GIVEN INSTRUCTION ▸ Count lines holding the string "conditioner" in the data that follows. Reply with one number only.

Entries from a dataset
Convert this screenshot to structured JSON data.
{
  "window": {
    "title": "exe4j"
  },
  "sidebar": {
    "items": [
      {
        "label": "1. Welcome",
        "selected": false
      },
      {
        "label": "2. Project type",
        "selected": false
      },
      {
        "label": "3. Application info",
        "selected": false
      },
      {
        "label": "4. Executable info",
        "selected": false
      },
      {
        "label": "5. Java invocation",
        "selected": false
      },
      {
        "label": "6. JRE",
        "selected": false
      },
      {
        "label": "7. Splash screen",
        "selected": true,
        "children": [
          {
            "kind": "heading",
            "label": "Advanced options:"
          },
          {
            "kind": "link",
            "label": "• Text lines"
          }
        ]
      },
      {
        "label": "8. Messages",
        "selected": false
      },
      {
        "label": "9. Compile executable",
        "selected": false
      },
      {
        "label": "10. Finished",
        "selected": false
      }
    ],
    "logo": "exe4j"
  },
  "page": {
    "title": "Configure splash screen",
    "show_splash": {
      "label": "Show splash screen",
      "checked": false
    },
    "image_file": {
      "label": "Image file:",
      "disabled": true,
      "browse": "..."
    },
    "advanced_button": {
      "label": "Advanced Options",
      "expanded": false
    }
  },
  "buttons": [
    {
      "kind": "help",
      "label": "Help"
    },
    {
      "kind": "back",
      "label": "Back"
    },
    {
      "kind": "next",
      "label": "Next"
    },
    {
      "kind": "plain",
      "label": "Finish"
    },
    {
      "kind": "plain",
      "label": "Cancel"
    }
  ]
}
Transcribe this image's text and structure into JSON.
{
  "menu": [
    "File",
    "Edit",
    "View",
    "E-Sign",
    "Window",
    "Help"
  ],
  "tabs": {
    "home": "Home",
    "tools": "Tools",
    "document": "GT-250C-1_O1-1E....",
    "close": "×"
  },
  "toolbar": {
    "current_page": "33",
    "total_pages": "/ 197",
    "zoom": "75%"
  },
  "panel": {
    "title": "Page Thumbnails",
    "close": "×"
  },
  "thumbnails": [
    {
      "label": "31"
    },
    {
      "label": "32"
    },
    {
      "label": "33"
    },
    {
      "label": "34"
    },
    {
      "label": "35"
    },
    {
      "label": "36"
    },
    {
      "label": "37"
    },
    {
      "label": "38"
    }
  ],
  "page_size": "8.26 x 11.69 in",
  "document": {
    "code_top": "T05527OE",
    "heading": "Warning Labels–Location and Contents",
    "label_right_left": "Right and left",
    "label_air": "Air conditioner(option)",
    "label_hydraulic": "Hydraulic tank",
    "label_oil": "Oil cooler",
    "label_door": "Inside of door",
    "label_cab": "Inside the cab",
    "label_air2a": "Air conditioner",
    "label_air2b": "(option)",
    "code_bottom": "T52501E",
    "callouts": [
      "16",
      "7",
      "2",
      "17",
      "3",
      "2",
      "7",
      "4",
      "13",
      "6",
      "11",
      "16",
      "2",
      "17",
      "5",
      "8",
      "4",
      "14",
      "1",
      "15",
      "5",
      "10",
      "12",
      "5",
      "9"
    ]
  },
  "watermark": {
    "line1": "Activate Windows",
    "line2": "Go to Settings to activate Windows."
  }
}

CORRECT OUTPUT ▸ 2